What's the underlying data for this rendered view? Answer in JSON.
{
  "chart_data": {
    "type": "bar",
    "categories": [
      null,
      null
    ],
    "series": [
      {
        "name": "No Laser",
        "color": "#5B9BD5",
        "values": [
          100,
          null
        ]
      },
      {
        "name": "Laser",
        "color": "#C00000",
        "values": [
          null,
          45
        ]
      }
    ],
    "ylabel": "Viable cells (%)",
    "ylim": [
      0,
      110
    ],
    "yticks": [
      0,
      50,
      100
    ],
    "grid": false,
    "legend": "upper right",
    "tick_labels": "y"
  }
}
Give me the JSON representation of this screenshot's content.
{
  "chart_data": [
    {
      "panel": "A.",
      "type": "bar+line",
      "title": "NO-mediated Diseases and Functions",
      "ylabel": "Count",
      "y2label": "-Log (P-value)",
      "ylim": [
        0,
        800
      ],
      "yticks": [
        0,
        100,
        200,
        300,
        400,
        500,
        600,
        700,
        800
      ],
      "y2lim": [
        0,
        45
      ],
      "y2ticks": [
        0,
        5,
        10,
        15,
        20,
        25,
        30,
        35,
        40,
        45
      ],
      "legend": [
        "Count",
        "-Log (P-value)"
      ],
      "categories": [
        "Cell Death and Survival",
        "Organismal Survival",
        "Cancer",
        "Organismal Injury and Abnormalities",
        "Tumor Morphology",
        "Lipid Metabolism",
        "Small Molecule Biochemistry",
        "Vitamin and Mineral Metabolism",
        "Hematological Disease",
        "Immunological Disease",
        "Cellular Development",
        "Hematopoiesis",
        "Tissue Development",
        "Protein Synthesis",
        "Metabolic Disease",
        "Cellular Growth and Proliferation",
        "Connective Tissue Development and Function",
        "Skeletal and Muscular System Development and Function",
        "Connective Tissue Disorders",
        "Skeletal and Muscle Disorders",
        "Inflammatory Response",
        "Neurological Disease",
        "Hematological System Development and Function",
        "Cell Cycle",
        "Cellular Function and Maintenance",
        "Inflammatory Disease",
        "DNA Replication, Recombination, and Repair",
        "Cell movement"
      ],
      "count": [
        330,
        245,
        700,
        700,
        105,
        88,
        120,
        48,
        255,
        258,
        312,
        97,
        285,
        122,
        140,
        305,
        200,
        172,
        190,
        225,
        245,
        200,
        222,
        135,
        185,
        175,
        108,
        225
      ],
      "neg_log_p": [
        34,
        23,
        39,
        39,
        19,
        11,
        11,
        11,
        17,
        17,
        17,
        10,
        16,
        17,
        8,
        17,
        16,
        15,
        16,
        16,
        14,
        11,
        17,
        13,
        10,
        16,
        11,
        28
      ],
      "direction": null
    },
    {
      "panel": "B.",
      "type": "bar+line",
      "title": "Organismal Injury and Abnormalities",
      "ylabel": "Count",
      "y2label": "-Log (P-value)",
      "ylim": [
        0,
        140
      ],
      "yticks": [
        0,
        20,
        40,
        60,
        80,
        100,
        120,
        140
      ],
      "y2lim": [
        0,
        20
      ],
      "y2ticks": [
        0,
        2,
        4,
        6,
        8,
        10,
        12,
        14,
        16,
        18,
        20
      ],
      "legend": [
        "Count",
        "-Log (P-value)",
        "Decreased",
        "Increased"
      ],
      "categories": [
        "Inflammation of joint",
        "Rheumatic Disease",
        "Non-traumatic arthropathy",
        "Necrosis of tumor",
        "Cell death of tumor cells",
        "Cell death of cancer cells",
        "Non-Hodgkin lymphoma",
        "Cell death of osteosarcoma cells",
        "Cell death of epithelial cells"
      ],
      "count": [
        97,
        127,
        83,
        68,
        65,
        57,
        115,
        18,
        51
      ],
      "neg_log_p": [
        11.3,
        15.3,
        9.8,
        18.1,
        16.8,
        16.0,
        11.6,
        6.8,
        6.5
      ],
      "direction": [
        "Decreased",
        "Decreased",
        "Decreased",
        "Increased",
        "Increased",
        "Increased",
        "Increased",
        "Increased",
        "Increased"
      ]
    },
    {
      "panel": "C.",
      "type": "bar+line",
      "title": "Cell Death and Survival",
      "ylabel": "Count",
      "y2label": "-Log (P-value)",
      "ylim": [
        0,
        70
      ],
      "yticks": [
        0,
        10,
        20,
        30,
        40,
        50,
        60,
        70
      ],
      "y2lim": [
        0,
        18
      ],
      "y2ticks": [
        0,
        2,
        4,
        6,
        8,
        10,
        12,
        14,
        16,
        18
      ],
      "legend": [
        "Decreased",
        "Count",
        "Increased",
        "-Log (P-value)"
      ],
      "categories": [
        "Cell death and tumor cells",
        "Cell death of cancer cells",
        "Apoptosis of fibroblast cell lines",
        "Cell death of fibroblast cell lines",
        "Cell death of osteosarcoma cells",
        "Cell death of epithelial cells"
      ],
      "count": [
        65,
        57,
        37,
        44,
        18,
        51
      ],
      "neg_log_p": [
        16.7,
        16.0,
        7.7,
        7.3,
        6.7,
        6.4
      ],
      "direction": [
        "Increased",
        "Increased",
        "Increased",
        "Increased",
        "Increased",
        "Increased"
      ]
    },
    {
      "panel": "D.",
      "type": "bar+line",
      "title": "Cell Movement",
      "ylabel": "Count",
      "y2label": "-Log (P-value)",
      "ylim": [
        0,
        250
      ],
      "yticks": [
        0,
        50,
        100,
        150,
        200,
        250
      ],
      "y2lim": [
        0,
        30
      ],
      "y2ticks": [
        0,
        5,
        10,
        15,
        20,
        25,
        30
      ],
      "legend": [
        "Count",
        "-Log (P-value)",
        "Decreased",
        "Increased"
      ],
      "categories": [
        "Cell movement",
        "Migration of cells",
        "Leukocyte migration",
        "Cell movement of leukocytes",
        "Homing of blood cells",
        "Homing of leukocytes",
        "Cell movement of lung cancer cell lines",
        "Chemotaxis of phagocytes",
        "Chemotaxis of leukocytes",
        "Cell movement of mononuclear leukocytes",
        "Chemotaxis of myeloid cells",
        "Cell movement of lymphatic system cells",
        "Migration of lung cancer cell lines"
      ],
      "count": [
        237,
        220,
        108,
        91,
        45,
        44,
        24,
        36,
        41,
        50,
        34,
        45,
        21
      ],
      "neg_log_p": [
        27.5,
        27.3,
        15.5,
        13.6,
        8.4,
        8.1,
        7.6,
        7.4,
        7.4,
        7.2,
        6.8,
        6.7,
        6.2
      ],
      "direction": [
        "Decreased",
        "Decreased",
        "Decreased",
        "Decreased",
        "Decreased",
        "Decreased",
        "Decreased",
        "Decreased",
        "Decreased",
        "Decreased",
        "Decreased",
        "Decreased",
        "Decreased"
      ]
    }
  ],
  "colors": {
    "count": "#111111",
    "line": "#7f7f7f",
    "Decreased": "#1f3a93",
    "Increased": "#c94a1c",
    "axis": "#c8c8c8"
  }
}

→ ABOUT THIS EXERCISE:
In the records, find every line that has the string "Injury" and copy it.

→ EXERCISE OUTPUT:
        "Organismal Injury and Abnormalities",
      "title": "Organismal Injury and Abnormalities",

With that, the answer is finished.